— START DATA LISTING —

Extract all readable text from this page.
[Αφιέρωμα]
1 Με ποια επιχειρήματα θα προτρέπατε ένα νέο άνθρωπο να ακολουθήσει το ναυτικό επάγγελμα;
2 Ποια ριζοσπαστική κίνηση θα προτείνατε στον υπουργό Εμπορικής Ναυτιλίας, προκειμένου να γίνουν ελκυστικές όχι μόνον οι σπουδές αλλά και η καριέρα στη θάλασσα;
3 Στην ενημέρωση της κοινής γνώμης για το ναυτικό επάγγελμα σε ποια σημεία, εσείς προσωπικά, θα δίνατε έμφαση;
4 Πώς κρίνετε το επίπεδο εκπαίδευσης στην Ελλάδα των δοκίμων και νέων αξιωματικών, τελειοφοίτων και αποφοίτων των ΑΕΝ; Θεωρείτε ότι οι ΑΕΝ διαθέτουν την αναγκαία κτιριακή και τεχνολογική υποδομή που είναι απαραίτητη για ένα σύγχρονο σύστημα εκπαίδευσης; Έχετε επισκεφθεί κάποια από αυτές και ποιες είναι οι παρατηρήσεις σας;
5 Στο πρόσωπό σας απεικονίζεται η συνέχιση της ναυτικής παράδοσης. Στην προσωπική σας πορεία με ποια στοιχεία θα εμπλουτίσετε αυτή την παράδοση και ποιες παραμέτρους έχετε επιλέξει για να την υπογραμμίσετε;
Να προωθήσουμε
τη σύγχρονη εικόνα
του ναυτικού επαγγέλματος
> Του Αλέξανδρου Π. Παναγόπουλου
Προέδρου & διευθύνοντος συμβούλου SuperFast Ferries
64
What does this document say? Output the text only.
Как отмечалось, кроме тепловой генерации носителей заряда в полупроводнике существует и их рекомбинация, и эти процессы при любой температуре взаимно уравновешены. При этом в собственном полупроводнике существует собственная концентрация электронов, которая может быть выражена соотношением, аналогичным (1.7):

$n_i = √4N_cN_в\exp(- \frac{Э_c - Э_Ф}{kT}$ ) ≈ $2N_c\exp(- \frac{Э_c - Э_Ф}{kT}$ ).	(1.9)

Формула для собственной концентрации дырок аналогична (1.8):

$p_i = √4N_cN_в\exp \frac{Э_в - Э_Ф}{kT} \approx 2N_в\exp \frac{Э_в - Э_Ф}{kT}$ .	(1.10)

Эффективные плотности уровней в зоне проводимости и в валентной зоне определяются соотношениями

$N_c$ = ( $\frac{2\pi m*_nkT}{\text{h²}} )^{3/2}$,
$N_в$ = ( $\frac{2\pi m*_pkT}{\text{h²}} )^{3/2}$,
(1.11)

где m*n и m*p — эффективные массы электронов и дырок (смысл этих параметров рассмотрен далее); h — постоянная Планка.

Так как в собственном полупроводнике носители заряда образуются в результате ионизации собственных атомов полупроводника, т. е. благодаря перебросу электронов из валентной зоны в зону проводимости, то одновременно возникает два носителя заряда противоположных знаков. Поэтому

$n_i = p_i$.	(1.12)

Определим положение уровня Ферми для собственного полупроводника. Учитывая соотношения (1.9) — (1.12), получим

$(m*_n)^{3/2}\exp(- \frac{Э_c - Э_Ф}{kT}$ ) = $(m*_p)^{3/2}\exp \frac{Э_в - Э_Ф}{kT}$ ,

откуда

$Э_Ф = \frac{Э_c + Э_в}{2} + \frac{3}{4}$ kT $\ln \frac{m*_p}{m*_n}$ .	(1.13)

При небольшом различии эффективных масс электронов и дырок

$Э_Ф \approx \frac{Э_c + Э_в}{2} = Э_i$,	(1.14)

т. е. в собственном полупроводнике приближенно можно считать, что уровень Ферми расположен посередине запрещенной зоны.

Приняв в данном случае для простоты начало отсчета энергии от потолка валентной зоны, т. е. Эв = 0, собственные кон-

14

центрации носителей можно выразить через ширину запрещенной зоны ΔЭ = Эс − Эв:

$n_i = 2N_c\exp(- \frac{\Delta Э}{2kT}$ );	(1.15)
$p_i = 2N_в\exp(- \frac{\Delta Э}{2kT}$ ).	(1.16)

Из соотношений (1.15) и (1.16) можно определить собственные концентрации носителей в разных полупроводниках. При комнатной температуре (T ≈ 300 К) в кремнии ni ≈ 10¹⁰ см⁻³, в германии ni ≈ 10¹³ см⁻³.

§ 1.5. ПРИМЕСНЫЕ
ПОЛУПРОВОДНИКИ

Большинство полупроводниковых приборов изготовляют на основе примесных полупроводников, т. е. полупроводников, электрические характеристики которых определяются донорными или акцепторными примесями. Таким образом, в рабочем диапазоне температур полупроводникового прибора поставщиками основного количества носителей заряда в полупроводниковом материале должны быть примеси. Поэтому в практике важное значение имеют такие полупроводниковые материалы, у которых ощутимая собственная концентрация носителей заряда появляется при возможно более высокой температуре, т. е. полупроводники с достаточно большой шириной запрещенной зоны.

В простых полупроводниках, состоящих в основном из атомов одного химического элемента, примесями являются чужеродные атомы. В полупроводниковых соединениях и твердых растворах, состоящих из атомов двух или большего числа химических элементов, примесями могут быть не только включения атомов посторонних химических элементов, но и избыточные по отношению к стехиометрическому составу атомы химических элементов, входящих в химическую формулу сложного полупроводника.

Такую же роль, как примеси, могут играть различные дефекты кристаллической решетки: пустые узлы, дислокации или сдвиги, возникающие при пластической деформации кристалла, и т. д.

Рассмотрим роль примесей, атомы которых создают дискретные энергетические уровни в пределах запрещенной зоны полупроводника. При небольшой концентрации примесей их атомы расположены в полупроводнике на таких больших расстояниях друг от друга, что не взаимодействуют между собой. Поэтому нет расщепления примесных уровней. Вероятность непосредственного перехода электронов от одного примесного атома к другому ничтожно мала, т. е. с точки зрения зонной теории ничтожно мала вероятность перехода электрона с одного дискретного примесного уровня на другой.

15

— END DATA LISTING —

▶ THE REQUEST
All the entries above need to be reproduced exactly.

▶ THE RESULT
Extract all readable text from this page.
[Αφιέρωμα]
1 Με ποια επιχειρήματα θα προτρέπατε ένα νέο άνθρωπο να ακολουθήσει το ναυτικό επάγγελμα;
2 Ποια ριζοσπαστική κίνηση θα προτείνατε στον υπουργό Εμπορικής Ναυτιλίας, προκειμένου να γίνουν ελκυστικές όχι μόνον οι σπουδές αλλά και η καριέρα στη θάλασσα;
3 Στην ενημέρωση της κοινής γνώμης για το ναυτικό επάγγελμα σε ποια σημεία, εσείς προσωπικά, θα δίνατε έμφαση;
4 Πώς κρίνετε το επίπεδο εκπαίδευσης στην Ελλάδα των δοκίμων και νέων αξιωματικών, τελειοφοίτων και αποφοίτων των ΑΕΝ; Θεωρείτε ότι οι ΑΕΝ διαθέτουν την αναγκαία κτιριακή και τεχνολογική υποδομή που είναι απαραίτητη για ένα σύγχρονο σύστημα εκπαίδευσης; Έχετε επισκεφθεί κάποια από αυτές και ποιες είναι οι παρατηρήσεις σας;
5 Στο πρόσωπό σας απεικονίζεται η συνέχιση της ναυτικής παράδοσης. Στην προσωπική σας πορεία με ποια στοιχεία θα εμπλουτίσετε αυτή την παράδοση και ποιες παραμέτρους έχετε επιλέξει για να την υπογραμμίσετε;
Να προωθήσουμε
τη σύγχρονη εικόνα
του ναυτικού επαγγέλματος
> Του Αλέξανδρου Π. Παναγόπουλου
Προέδρου & διευθύνοντος συμβούλου SuperFast Ferries
64
What does this document say? Output the text only.
Как отмечалось, кроме тепловой генерации носителей заряда в полупроводнике существует и их рекомбинация, и эти процессы при любой температуре взаимно уравновешены. При этом в собственном полупроводнике существует собственная концентрация электронов, которая может быть выражена соотношением, аналогичным (1.7):

$n_i = √4N_cN_в\exp(- \frac{Э_c - Э_Ф}{kT}$ ) ≈ $2N_c\exp(- \frac{Э_c - Э_Ф}{kT}$ ).	(1.9)

Формула для собственной концентрации дырок аналогична (1.8):

$p_i = √4N_cN_в\exp \frac{Э_в - Э_Ф}{kT} \approx 2N_в\exp \frac{Э_в - Э_Ф}{kT}$ .	(1.10)

Эффективные плотности уровней в зоне проводимости и в валентной зоне определяются соотношениями

$N_c$ = ( $\frac{2\pi m*_nkT}{\text{h²}} )^{3/2}$,
$N_в$ = ( $\frac{2\pi m*_pkT}{\text{h²}} )^{3/2}$,
(1.11)

где m*n и m*p — эффективные массы электронов и дырок (смысл этих параметров рассмотрен далее); h — постоянная Планка.

Так как в собственном полупроводнике носители заряда образуются в результате ионизации собственных атомов полупроводника, т. е. благодаря перебросу электронов из валентной зоны в зону проводимости, то одновременно возникает два носителя заряда противоположных знаков. Поэтому

$n_i = p_i$.	(1.12)

Определим положение уровня Ферми для собственного полупроводника. Учитывая соотношения (1.9) — (1.12), получим

$(m*_n)^{3/2}\exp(- \frac{Э_c - Э_Ф}{kT}$ ) = $(m*_p)^{3/2}\exp \frac{Э_в - Э_Ф}{kT}$ ,

откуда

$Э_Ф = \frac{Э_c + Э_в}{2} + \frac{3}{4}$ kT $\ln \frac{m*_p}{m*_n}$ .	(1.13)

При небольшом различии эффективных масс электронов и дырок

$Э_Ф \approx \frac{Э_c + Э_в}{2} = Э_i$,	(1.14)

т. е. в собственном полупроводнике приближенно можно считать, что уровень Ферми расположен посередине запрещенной зоны.

Приняв в данном случае для простоты начало отсчета энергии от потолка валентной зоны, т. е. Эв = 0, собственные кон-

14

центрации носителей можно выразить через ширину запрещенной зоны ΔЭ = Эс − Эв:

$n_i = 2N_c\exp(- \frac{\Delta Э}{2kT}$ );	(1.15)
$p_i = 2N_в\exp(- \frac{\Delta Э}{2kT}$ ).	(1.16)

Из соотношений (1.15) и (1.16) можно определить собственные концентрации носителей в разных полупроводниках. При комнатной температуре (T ≈ 300 К) в кремнии ni ≈ 10¹⁰ см⁻³, в германии ni ≈ 10¹³ см⁻³.

§ 1.5. ПРИМЕСНЫЕ
ПОЛУПРОВОДНИКИ

Большинство полупроводниковых приборов изготовляют на основе примесных полупроводников, т. е. полупроводников, электрические характеристики которых определяются донорными или акцепторными примесями. Таким образом, в рабочем диапазоне температур полупроводникового прибора поставщиками основного количества носителей заряда в полупроводниковом материале должны быть примеси. Поэтому в практике важное значение имеют такие полупроводниковые материалы, у которых ощутимая собственная концентрация носителей заряда появляется при возможно более высокой температуре, т. е. полупроводники с достаточно большой шириной запрещенной зоны.

В простых полупроводниках, состоящих в основном из атомов одного химического элемента, примесями являются чужеродные атомы. В полупроводниковых соединениях и твердых растворах, состоящих из атомов двух или большего числа химических элементов, примесями могут быть не только включения атомов посторонних химических элементов, но и избыточные по отношению к стехиометрическому составу атомы химических элементов, входящих в химическую формулу сложного полупроводника.

Такую же роль, как примеси, могут играть различные дефекты кристаллической решетки: пустые узлы, дислокации или сдвиги, возникающие при пластической деформации кристалла, и т. д.

Рассмотрим роль примесей, атомы которых создают дискретные энергетические уровни в пределах запрещенной зоны полупроводника. При небольшой концентрации примесей их атомы расположены в полупроводнике на таких больших расстояниях друг от друга, что не взаимодействуют между собой. Поэтому нет расщепления примесных уровней. Вероятность непосредственного перехода электронов от одного примесного атома к другому ничтожно мала, т. е. с точки зрения зонной теории ничтожно мала вероятность перехода электрона с одного дискретного примесного уровня на другой.

15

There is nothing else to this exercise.